Copy out each line of the listing that has the word "smoothed" in it.

--- START OF DATA SHOWN ---

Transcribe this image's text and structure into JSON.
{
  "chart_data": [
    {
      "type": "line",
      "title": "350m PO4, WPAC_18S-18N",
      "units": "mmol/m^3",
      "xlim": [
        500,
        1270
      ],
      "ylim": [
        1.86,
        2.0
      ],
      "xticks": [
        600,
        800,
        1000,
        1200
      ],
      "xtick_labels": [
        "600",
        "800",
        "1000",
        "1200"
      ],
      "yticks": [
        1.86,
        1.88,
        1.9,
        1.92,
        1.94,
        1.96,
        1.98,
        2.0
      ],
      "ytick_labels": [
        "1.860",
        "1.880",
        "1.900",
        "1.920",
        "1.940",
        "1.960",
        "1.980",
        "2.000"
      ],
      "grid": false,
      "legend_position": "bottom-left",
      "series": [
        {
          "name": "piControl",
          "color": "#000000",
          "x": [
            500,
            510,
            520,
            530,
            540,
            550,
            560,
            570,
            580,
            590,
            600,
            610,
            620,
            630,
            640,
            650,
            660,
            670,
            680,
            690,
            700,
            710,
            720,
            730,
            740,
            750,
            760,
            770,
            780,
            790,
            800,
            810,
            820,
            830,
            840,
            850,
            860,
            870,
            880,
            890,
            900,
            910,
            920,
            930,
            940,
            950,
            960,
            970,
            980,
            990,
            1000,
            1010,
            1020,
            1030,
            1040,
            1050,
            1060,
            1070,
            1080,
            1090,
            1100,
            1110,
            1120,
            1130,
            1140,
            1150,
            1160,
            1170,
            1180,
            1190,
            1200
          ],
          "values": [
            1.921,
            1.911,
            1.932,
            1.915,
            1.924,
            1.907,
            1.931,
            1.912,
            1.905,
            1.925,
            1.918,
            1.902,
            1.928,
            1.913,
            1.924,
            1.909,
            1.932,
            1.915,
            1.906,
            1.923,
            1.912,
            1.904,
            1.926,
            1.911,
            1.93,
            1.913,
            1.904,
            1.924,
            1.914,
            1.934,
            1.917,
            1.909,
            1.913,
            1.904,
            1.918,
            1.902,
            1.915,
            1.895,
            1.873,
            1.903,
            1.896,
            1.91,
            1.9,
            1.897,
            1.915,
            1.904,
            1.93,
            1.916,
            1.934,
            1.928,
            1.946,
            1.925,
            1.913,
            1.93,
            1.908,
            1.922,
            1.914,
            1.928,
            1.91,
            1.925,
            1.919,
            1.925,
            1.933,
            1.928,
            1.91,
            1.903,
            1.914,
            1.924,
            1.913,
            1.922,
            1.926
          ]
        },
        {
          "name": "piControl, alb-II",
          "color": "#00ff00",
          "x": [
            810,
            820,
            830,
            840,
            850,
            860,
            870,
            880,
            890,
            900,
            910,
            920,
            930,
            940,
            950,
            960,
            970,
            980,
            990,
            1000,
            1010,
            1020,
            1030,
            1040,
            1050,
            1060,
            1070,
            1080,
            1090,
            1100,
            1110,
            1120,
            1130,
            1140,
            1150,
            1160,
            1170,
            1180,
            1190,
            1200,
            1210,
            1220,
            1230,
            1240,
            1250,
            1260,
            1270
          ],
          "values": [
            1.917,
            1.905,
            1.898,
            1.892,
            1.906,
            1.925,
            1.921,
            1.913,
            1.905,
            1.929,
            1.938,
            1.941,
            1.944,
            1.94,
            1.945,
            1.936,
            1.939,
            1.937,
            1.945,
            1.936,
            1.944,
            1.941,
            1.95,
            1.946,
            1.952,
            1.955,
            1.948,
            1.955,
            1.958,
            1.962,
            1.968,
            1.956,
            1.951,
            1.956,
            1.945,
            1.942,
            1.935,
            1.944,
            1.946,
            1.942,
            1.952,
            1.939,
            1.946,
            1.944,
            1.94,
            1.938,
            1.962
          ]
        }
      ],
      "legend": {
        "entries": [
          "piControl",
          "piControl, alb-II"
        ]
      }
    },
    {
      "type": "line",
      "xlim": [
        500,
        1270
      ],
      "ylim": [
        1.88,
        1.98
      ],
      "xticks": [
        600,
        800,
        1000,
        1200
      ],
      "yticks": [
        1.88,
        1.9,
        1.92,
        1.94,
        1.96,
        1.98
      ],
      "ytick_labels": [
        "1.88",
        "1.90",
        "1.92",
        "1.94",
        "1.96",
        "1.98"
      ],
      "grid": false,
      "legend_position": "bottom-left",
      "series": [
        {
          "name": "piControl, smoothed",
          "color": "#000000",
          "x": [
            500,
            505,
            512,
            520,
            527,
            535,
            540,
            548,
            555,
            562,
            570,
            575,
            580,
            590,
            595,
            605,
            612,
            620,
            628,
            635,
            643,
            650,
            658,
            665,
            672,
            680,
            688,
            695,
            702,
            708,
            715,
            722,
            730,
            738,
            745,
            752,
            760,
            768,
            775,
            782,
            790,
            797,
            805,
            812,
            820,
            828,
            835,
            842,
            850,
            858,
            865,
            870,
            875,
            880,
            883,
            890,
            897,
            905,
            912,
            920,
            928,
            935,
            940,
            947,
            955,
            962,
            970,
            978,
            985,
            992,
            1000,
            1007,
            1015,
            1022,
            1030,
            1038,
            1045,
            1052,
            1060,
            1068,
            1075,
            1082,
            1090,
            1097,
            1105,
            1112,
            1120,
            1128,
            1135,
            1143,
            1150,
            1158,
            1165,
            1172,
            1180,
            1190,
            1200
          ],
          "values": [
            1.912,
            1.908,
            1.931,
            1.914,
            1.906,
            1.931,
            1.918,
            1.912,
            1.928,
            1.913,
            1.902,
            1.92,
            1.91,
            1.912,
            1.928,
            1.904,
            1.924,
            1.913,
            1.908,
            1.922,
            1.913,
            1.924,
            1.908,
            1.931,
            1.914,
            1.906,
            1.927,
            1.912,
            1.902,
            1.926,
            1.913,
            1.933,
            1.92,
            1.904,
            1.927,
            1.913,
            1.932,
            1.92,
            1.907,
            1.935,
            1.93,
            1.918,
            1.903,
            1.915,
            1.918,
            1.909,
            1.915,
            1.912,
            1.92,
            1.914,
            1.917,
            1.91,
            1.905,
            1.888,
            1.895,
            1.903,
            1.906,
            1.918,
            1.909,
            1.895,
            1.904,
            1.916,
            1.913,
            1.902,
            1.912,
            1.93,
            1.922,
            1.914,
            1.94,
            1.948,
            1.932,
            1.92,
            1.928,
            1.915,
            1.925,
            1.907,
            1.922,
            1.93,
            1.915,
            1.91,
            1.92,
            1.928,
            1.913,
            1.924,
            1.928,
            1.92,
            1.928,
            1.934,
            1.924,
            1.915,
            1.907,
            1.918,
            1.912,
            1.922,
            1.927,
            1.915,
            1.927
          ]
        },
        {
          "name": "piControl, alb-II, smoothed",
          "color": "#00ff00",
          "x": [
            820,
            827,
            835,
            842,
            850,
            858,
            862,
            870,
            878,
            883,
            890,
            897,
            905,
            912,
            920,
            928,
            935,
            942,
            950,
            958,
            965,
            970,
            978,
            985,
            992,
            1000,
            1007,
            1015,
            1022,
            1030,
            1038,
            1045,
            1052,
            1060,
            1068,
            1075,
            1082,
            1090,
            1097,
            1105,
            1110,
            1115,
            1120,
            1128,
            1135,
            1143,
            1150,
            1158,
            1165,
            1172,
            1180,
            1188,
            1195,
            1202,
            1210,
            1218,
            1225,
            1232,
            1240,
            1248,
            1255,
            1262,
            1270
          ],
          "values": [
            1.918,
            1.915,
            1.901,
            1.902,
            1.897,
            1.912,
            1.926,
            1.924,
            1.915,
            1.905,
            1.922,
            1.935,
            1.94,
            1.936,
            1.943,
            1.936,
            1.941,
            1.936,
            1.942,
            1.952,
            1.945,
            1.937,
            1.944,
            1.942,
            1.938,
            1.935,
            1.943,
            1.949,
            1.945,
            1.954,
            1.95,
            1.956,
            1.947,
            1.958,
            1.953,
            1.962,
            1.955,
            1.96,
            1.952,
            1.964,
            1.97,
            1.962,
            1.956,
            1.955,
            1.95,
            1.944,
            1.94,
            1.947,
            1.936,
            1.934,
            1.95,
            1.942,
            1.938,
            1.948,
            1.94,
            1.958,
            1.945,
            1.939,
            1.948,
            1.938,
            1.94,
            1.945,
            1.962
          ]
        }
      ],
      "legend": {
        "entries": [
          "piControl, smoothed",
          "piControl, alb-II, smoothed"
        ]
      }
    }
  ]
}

--- END OF DATA SHOWN ---

RESPONSE TO THIS TASK
          "name": "piControl, smoothed",
          "name": "piControl, alb-II, smoothed",
          "piControl, smoothed",
          "piControl, alb-II, smoothed"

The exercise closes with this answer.